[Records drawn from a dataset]
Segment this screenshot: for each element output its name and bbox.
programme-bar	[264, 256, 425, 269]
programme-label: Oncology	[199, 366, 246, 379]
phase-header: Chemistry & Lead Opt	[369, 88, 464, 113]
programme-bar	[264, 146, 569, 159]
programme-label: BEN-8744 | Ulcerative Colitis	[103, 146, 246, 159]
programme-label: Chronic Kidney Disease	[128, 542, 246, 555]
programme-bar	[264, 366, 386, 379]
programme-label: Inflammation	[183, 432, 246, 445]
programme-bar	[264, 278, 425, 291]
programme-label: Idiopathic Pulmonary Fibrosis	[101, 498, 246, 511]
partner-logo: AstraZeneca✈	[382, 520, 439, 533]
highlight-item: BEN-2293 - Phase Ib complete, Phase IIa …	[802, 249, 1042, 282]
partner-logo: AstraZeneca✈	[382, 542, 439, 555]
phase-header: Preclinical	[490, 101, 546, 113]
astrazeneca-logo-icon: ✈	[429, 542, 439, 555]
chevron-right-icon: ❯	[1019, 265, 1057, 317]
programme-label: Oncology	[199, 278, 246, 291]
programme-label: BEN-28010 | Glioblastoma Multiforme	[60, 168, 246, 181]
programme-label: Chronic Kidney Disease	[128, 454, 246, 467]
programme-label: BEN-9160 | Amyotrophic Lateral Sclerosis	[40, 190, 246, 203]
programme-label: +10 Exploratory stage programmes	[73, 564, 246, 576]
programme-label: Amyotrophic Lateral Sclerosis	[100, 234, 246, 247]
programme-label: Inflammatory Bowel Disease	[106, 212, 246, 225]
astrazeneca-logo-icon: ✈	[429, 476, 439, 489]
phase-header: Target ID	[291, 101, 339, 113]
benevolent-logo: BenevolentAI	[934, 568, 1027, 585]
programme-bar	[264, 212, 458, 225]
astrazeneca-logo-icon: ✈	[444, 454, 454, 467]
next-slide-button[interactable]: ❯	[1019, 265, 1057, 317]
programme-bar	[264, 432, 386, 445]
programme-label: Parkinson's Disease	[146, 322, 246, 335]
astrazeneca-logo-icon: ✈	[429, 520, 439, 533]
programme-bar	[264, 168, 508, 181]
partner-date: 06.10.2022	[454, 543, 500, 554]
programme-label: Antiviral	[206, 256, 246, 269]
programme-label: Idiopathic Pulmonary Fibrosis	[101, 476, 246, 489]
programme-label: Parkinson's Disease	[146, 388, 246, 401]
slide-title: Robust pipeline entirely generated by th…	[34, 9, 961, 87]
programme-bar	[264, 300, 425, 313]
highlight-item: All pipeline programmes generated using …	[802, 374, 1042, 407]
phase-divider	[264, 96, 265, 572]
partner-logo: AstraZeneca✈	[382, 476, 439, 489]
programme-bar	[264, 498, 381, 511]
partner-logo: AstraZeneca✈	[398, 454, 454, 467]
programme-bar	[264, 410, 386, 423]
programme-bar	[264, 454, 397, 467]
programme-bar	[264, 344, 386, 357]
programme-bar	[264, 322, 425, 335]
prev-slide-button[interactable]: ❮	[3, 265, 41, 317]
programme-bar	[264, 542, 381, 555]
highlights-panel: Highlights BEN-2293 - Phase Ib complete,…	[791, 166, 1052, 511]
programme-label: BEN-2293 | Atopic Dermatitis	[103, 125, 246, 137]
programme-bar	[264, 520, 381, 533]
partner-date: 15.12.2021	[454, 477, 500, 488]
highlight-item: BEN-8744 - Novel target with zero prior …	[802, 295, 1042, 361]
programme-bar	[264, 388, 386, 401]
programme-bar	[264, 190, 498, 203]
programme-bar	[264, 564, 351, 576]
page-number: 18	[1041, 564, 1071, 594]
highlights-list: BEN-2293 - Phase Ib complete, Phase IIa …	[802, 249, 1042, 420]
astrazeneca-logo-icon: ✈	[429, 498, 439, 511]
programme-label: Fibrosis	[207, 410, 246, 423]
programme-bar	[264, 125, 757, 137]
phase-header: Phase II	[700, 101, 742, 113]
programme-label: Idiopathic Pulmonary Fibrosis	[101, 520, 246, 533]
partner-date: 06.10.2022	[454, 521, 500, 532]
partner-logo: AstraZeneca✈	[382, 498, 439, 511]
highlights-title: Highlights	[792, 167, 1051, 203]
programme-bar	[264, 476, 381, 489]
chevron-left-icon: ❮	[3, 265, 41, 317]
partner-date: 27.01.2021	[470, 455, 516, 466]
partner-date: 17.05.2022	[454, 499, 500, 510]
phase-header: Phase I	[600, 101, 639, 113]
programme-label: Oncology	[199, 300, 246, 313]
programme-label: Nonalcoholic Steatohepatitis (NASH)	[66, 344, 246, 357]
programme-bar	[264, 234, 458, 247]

Your objective: Repeat all the records. Match each line exactly.

Task output:
Segment this screenshot: for each element output its name and bbox.
programme-bar	[264, 256, 425, 269]
programme-label: Oncology	[199, 366, 246, 379]
phase-header: Chemistry & Lead Opt	[369, 88, 464, 113]
programme-bar	[264, 146, 569, 159]
programme-label: BEN-8744 | Ulcerative Colitis	[103, 146, 246, 159]
programme-label: Chronic Kidney Disease	[128, 542, 246, 555]
programme-bar	[264, 366, 386, 379]
programme-label: Inflammation	[183, 432, 246, 445]
programme-bar	[264, 278, 425, 291]
programme-label: Idiopathic Pulmonary Fibrosis	[101, 498, 246, 511]
partner-logo: AstraZeneca✈	[382, 520, 439, 533]
highlight-item: BEN-2293 - Phase Ib complete, Phase IIa …	[802, 249, 1042, 282]
partner-logo: AstraZeneca✈	[382, 542, 439, 555]
phase-header: Preclinical	[490, 101, 546, 113]
astrazeneca-logo-icon: ✈	[429, 542, 439, 555]
chevron-right-icon: ❯	[1019, 265, 1057, 317]
programme-label: Oncology	[199, 278, 246, 291]
programme-label: BEN-28010 | Glioblastoma Multiforme	[60, 168, 246, 181]
programme-label: Chronic Kidney Disease	[128, 454, 246, 467]
programme-label: BEN-9160 | Amyotrophic Lateral Sclerosis	[40, 190, 246, 203]
programme-label: +10 Exploratory stage programmes	[73, 564, 246, 576]
programme-label: Amyotrophic Lateral Sclerosis	[100, 234, 246, 247]
programme-label: Inflammatory Bowel Disease	[106, 212, 246, 225]
astrazeneca-logo-icon: ✈	[429, 476, 439, 489]
phase-header: Target ID	[291, 101, 339, 113]
benevolent-logo: BenevolentAI	[934, 568, 1027, 585]
programme-bar	[264, 212, 458, 225]
astrazeneca-logo-icon: ✈	[444, 454, 454, 467]
next-slide-button[interactable]: ❯	[1019, 265, 1057, 317]
programme-bar	[264, 432, 386, 445]
programme-label: Parkinson's Disease	[146, 322, 246, 335]
astrazeneca-logo-icon: ✈	[429, 520, 439, 533]
programme-bar	[264, 168, 508, 181]
partner-date: 06.10.2022	[454, 543, 500, 554]
programme-label: Antiviral	[206, 256, 246, 269]
programme-label: Idiopathic Pulmonary Fibrosis	[101, 476, 246, 489]
programme-label: Parkinson's Disease	[146, 388, 246, 401]
slide-title: Robust pipeline entirely generated by th…	[34, 9, 961, 87]
programme-bar	[264, 300, 425, 313]
highlight-item: All pipeline programmes generated using …	[802, 374, 1042, 407]
phase-divider	[264, 96, 265, 572]
partner-logo: AstraZeneca✈	[382, 476, 439, 489]
programme-bar	[264, 498, 381, 511]
partner-logo: AstraZeneca✈	[398, 454, 454, 467]
programme-bar	[264, 410, 386, 423]
programme-bar	[264, 454, 397, 467]
programme-bar	[264, 344, 386, 357]
programme-bar	[264, 322, 425, 335]
prev-slide-button[interactable]: ❮	[3, 265, 41, 317]
programme-bar	[264, 542, 381, 555]
highlights-panel: Highlights BEN-2293 - Phase Ib complete,…	[791, 166, 1052, 511]
programme-label: BEN-2293 | Atopic Dermatitis	[103, 125, 246, 137]
programme-bar	[264, 520, 381, 533]
partner-date: 15.12.2021	[454, 477, 500, 488]
highlight-item: BEN-8744 - Novel target with zero prior …	[802, 295, 1042, 361]
programme-bar	[264, 388, 386, 401]
programme-bar	[264, 190, 498, 203]
programme-bar	[264, 564, 351, 576]
page-number: 18	[1041, 564, 1071, 594]
highlights-list: BEN-2293 - Phase Ib complete, Phase IIa …	[802, 249, 1042, 420]
astrazeneca-logo-icon: ✈	[429, 498, 439, 511]
programme-label: Fibrosis	[207, 410, 246, 423]
programme-bar	[264, 125, 757, 137]
phase-header: Phase II	[700, 101, 742, 113]
programme-label: Idiopathic Pulmonary Fibrosis	[101, 520, 246, 533]
partner-date: 06.10.2022	[454, 521, 500, 532]
partner-logo: AstraZeneca✈	[382, 498, 439, 511]
highlights-title: Highlights	[792, 167, 1051, 203]
programme-bar	[264, 476, 381, 489]
chevron-left-icon: ❮	[3, 265, 41, 317]
partner-date: 27.01.2021	[470, 455, 516, 466]
partner-date: 17.05.2022	[454, 499, 500, 510]
phase-header: Phase I	[600, 101, 639, 113]
programme-label: Oncology	[199, 300, 246, 313]
programme-label: Nonalcoholic Steatohepatitis (NASH)	[66, 344, 246, 357]
programme-bar	[264, 234, 458, 247]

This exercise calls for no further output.